* **Task directions**
Take the data that follows and retype it word for word.

* **Available data**
——————————
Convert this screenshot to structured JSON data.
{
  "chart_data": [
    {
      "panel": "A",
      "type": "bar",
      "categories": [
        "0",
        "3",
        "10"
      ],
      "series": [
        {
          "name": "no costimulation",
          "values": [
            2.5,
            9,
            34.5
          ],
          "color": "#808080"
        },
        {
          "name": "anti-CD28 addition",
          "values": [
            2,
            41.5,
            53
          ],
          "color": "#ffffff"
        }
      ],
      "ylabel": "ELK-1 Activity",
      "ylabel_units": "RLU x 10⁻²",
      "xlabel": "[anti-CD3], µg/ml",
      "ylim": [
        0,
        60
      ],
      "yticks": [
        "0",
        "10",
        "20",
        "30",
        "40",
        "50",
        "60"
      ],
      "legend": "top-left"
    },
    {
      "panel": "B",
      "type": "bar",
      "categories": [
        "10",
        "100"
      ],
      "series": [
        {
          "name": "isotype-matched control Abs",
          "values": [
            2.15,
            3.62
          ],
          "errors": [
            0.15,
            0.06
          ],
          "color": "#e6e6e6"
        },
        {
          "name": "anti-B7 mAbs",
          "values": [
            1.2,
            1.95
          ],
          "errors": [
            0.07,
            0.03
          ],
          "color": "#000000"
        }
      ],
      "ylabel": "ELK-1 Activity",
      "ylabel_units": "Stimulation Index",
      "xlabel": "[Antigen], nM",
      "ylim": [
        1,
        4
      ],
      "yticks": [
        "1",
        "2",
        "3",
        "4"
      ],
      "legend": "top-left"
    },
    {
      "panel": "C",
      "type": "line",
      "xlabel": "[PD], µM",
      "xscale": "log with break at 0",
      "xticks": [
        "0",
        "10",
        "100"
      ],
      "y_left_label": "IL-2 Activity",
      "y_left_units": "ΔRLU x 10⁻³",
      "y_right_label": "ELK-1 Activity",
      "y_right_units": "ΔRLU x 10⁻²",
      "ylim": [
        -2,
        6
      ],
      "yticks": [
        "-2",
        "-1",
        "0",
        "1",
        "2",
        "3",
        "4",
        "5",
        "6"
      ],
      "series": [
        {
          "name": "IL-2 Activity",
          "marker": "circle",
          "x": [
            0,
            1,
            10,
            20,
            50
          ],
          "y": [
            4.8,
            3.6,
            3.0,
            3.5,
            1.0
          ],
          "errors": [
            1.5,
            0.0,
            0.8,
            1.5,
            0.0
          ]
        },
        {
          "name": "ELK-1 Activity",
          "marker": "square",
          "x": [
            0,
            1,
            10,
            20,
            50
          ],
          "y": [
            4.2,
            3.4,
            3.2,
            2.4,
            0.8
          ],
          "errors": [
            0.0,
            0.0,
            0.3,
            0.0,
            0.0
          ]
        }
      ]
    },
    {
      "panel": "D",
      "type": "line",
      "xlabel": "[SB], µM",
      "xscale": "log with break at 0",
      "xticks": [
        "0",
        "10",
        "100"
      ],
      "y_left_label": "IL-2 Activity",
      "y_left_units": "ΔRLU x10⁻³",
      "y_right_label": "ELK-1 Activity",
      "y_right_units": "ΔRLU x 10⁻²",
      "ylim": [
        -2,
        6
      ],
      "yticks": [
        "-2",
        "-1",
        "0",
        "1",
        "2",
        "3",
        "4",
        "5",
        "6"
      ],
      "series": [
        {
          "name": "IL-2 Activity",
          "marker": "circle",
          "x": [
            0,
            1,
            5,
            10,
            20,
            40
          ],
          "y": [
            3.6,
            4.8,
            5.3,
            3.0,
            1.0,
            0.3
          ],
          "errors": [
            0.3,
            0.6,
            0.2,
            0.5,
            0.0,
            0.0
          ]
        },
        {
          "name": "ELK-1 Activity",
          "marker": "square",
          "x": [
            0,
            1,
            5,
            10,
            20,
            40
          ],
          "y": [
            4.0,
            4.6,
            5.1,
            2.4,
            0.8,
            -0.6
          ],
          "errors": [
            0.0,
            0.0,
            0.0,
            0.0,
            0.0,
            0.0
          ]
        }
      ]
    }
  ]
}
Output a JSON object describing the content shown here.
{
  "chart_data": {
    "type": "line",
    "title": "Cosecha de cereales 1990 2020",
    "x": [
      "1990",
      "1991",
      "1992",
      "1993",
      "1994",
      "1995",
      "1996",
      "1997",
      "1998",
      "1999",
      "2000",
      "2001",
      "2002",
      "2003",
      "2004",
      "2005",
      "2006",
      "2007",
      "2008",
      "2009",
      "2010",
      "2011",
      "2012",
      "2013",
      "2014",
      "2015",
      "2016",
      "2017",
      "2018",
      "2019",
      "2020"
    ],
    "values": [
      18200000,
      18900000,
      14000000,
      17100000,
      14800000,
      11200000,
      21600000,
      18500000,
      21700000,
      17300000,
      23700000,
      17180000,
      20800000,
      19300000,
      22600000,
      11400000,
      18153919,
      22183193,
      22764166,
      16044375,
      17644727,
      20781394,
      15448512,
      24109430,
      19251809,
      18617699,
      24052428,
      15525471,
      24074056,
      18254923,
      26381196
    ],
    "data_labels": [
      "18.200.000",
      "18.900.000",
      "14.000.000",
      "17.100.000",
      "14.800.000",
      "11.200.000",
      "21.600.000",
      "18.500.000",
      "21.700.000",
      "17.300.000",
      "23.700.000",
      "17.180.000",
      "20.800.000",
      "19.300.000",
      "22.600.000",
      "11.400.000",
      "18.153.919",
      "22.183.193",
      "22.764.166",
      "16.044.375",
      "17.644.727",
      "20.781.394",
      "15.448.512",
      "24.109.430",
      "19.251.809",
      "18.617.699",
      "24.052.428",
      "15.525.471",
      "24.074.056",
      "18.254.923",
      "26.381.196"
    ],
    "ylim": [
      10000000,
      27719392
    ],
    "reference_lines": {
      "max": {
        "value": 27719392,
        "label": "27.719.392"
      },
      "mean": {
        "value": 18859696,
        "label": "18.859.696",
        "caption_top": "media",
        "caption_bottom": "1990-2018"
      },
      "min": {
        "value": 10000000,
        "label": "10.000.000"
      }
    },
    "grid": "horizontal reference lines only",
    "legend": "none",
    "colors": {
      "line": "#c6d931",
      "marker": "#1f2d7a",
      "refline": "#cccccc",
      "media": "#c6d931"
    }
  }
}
——————————
* **Exercise output**
Convert this screenshot to structured JSON data.
{
  "chart_data": [
    {
      "panel": "A",
      "type": "bar",
      "categories": [
        "0",
        "3",
        "10"
      ],
      "series": [
        {
          "name": "no costimulation",
          "values": [
            2.5,
            9,
            34.5
          ],
          "color": "#808080"
        },
        {
          "name": "anti-CD28 addition",
          "values": [
            2,
            41.5,
            53
          ],
          "color": "#ffffff"
        }
      ],
      "ylabel": "ELK-1 Activity",
      "ylabel_units": "RLU x 10⁻²",
      "xlabel": "[anti-CD3], µg/ml",
      "ylim": [
        0,
        60
      ],
      "yticks": [
        "0",
        "10",
        "20",
        "30",
        "40",
        "50",
        "60"
      ],
      "legend": "top-left"
    },
    {
      "panel": "B",
      "type": "bar",
      "categories": [
        "10",
        "100"
      ],
      "series": [
        {
          "name": "isotype-matched control Abs",
          "values": [
            2.15,
            3.62
          ],
          "errors": [
            0.15,
            0.06
          ],
          "color": "#e6e6e6"
        },
        {
          "name": "anti-B7 mAbs",
          "values": [
            1.2,
            1.95
          ],
          "errors": [
            0.07,
            0.03
          ],
          "color": "#000000"
        }
      ],
      "ylabel": "ELK-1 Activity",
      "ylabel_units": "Stimulation Index",
      "xlabel": "[Antigen], nM",
      "ylim": [
        1,
        4
      ],
      "yticks": [
        "1",
        "2",
        "3",
        "4"
      ],
      "legend": "top-left"
    },
    {
      "panel": "C",
      "type": "line",
      "xlabel": "[PD], µM",
      "xscale": "log with break at 0",
      "xticks": [
        "0",
        "10",
        "100"
      ],
      "y_left_label": "IL-2 Activity",
      "y_left_units": "ΔRLU x 10⁻³",
      "y_right_label": "ELK-1 Activity",
      "y_right_units": "ΔRLU x 10⁻²",
      "ylim": [
        -2,
        6
      ],
      "yticks": [
        "-2",
        "-1",
        "0",
        "1",
        "2",
        "3",
        "4",
        "5",
        "6"
      ],
      "series": [
        {
          "name": "IL-2 Activity",
          "marker": "circle",
          "x": [
            0,
            1,
            10,
            20,
            50
          ],
          "y": [
            4.8,
            3.6,
            3.0,
            3.5,
            1.0
          ],
          "errors": [
            1.5,
            0.0,
            0.8,
            1.5,
            0.0
          ]
        },
        {
          "name": "ELK-1 Activity",
          "marker": "square",
          "x": [
            0,
            1,
            10,
            20,
            50
          ],
          "y": [
            4.2,
            3.4,
            3.2,
            2.4,
            0.8
          ],
          "errors": [
            0.0,
            0.0,
            0.3,
            0.0,
            0.0
          ]
        }
      ]
    },
    {
      "panel": "D",
      "type": "line",
      "xlabel": "[SB], µM",
      "xscale": "log with break at 0",
      "xticks": [
        "0",
        "10",
        "100"
      ],
      "y_left_label": "IL-2 Activity",
      "y_left_units": "ΔRLU x10⁻³",
      "y_right_label": "ELK-1 Activity",
      "y_right_units": "ΔRLU x 10⁻²",
      "ylim": [
        -2,
        6
      ],
      "yticks": [
        "-2",
        "-1",
        "0",
        "1",
        "2",
        "3",
        "4",
        "5",
        "6"
      ],
      "series": [
        {
          "name": "IL-2 Activity",
          "marker": "circle",
          "x": [
            0,
            1,
            5,
            10,
            20,
            40
          ],
          "y": [
            3.6,
            4.8,
            5.3,
            3.0,
            1.0,
            0.3
          ],
          "errors": [
            0.3,
            0.6,
            0.2,
            0.5,
            0.0,
            0.0
          ]
        },
        {
          "name": "ELK-1 Activity",
          "marker": "square",
          "x": [
            0,
            1,
            5,
            10,
            20,
            40
          ],
          "y": [
            4.0,
            4.6,
            5.1,
            2.4,
            0.8,
            -0.6
          ],
          "errors": [
            0.0,
            0.0,
            0.0,
            0.0,
            0.0,
            0.0
          ]
        }
      ]
    }
  ]
}
Output a JSON object describing the content shown here.
{
  "chart_data": {
    "type": "line",
    "title": "Cosecha de cereales 1990 2020",
    "x": [
      "1990",
      "1991",
      "1992",
      "1993",
      "1994",
      "1995",
      "1996",
      "1997",
      "1998",
      "1999",
      "2000",
      "2001",
      "2002",
      "2003",
      "2004",
      "2005",
      "2006",
      "2007",
      "2008",
      "2009",
      "2010",
      "2011",
      "2012",
      "2013",
      "2014",
      "2015",
      "2016",
      "2017",
      "2018",
      "2019",
      "2020"
    ],
    "values": [
      18200000,
      18900000,
      14000000,
      17100000,
      14800000,
      11200000,
      21600000,
      18500000,
      21700000,
      17300000,
      23700000,
      17180000,
      20800000,
      19300000,
      22600000,
      11400000,
      18153919,
      22183193,
      22764166,
      16044375,
      17644727,
      20781394,
      15448512,
      24109430,
      19251809,
      18617699,
      24052428,
      15525471,
      24074056,
      18254923,
      26381196
    ],
    "data_labels": [
      "18.200.000",
      "18.900.000",
      "14.000.000",
      "17.100.000",
      "14.800.000",
      "11.200.000",
      "21.600.000",
      "18.500.000",
      "21.700.000",
      "17.300.000",
      "23.700.000",
      "17.180.000",
      "20.800.000",
      "19.300.000",
      "22.600.000",
      "11.400.000",
      "18.153.919",
      "22.183.193",
      "22.764.166",
      "16.044.375",
      "17.644.727",
      "20.781.394",
      "15.448.512",
      "24.109.430",
      "19.251.809",
      "18.617.699",
      "24.052.428",
      "15.525.471",
      "24.074.056",
      "18.254.923",
      "26.381.196"
    ],
    "ylim": [
      10000000,
      27719392
    ],
    "reference_lines": {
      "max": {
        "value": 27719392,
        "label": "27.719.392"
      },
      "mean": {
        "value": 18859696,
        "label": "18.859.696",
        "caption_top": "media",
        "caption_bottom": "1990-2018"
      },
      "min": {
        "value": 10000000,
        "label": "10.000.000"
      }
    },
    "grid": "horizontal reference lines only",
    "legend": "none",
    "colors": {
      "line": "#c6d931",
      "marker": "#1f2d7a",
      "refline": "#cccccc",
      "media": "#c6d931"
    }
  }
}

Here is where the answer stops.